Excerto da página:
= = = = =

J. H. Andresen. A família, a empresa e o tempo (1841-1942)
Na cidade do Porto da minha infância existia o eléctrico n.º 3, carreira da Praça da Liberdade a Lordelo do Ouro e volta, cujo condutor, chegando à paragem frente ao actual Jardim Botânico/Galeria da Biodiversidade, anunciava, em voz sonante: "Andres!".
Sim, o condutor! De facto, quem conduzia era o guarda-freio, e o condutor era quem circulava na coxia e nas plataformas vendendo e "picando" os bilhetes dos passageiros, e puxava um cordão de cabedal duas vezes, para indicar ao genuíno "condutor" que o transporte podia seguir caminho. E os "Andres", desde Jan Hinrich Andresen, um marujo dinamarquês com extraordinário talento, e até hoje, seguiram um fascinante caminho.
Com esses anúncios do eléctrico, e outros contos mais ou menos fantasiosos, foi-se consolidando o imaginário sobre o personagem JH e sobre muita da sua descendência. O meu, então, foi crescendo no universo do fantástico, não só com essa aparente importância atribuída ao nome Andresen pelo condutor do 3, mas também pela voz segredada da Sophia, recitando uma cúmplice "Nau Catrineta" e contando lendas sobre a genial figura do JH Andresen, nosso Bisavô comum. Fazia-o até talvez aos 6 anos do petiz, 22 mais novo do que ela, na Rua António Cardoso e na casinha pousada na orla das ondas alterosas do mar da Praia da Granja.
Apesar de a Casa Andresen na Rua do Campo Alegre já ter sido deixada há muito pela Família e vendida ao Estado em 1949, ali a 200 metros, o n.º 222 da Rua António Cardoso, onde eu nascera em 1941, continuava próximo física e animicamente de muitos Andresen, em que predominavam bastas mulheres carinhosas, muito afectuosas, e que me deram mimo durante anos.
Com o passar do tempo, e com as distâncias, as lendas e a memória daquele que nunca foi designado por Jan Hinrich, mas sempre por Jota Agá, foram-se-me diluindo. Mas as réplicas em terracota do magnífico busto de mármore existente ao cimo da escadaria do Palácio da Bolsa no Porto, da autoria do prestigiado escultor António Teixeira Lopes, enxameavam as casas familiares. As "suíças", ou patilhas, as suas feições poderosas e a qualidade escultórica da peça original, muito bem reproduzida nas réplicas, impunham o personagem e não o deixavam esquecer. De tal forma o fabuloso Jan Hinrich Andresen ficou envolvido no meu "fantástico" e no meu imaginário que nem a névoa caída sobre ele com o passar do tempo o fez esquecer.

= = = = =

Material fornecido:
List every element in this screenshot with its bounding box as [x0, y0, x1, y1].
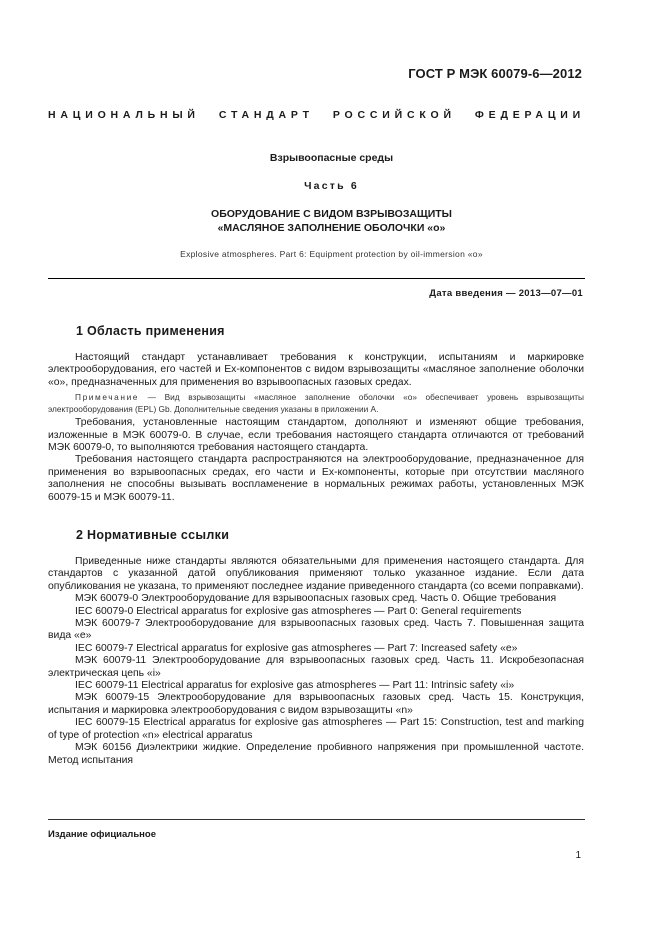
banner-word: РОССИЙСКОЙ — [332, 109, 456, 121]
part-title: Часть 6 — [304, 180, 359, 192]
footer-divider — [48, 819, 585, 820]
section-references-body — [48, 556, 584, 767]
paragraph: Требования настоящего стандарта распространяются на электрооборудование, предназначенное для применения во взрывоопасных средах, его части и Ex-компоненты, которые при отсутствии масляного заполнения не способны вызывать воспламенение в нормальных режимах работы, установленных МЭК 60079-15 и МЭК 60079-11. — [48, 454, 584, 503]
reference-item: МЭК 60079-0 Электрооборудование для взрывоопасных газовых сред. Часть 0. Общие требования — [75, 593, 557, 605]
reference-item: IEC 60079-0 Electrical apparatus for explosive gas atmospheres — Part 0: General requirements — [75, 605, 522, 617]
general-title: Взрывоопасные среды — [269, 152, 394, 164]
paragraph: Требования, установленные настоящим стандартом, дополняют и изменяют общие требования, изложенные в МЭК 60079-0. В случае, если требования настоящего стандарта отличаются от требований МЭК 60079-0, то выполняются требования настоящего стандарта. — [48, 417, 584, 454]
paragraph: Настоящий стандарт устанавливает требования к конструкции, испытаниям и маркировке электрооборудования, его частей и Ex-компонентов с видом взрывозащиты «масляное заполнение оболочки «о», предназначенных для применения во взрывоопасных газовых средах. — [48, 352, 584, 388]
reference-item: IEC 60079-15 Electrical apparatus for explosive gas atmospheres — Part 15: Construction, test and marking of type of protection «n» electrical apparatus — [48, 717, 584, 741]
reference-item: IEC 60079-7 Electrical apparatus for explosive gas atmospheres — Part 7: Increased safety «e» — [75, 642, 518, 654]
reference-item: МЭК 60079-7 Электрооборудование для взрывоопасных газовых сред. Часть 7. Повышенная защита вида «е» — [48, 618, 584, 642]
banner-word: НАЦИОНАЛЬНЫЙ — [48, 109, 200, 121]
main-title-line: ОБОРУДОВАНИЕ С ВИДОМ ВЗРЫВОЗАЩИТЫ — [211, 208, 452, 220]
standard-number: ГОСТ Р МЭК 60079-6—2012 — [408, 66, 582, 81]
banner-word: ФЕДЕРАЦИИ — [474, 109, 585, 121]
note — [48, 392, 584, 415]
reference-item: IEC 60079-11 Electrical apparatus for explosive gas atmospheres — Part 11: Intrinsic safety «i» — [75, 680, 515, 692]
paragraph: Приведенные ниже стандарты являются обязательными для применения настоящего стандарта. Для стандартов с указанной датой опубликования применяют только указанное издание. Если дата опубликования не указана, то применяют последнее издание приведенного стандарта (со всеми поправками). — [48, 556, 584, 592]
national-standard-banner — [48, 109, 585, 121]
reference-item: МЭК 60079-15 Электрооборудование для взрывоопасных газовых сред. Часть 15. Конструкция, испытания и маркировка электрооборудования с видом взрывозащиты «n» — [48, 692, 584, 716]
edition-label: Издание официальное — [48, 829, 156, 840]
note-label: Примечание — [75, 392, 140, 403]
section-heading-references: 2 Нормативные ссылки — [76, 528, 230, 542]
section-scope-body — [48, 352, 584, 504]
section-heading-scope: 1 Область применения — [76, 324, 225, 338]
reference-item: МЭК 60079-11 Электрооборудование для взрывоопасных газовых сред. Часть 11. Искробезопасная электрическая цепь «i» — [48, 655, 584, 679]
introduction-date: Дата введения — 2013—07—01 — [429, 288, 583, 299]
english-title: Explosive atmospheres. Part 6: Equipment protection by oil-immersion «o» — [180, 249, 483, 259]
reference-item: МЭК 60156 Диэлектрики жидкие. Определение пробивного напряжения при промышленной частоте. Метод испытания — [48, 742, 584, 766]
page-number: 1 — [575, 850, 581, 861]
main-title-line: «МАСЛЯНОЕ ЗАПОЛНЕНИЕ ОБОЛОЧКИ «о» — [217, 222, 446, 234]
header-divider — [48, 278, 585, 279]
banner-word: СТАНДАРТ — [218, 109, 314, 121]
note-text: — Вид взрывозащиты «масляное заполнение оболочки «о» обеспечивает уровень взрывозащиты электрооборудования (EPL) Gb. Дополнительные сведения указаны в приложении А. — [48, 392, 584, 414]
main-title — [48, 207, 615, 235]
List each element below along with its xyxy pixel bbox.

= = = = =

Tarefas:
• 1. Indique se cada afirmação concorda com o excerto da página, respondendo sim ou não e citando as palavras do excerto que o decidem:
(a) A Casa Andresen na Rua do Campo Alegre foi vendida ao Estado em 1949.
(b) A pessoa que narra nasceu na Rua do Campo Alegre.
(c) No eléctrico n.º 3, era o guarda-freio quem vendia os bilhetes aos passageiros.
• 2. Responda com base no excerto da página:
(a) Qual era a nacionalidade de Jan Hinrich Andresen?
(b) Por que nome era sempre designado Jan Hinrich Andresen?
(c) Quem é o autor do busto de mármore do Palácio da Bolsa?

Lista de soluções:
• 1.
(a) Sim: "vendida ao Estado em 1949"
(b) Não: "o n.º 222 da Rua António Cardoso, onde eu nascera em 1941"
(c) Não: "o condutor era quem circulava na coxia e nas plataformas vendendo e "picando" os bilhetes dos passageiros"

• 2.
(a) Dinamarquesa.
(b) Jota Agá.
(c) O escultor António Teixeira Lopes.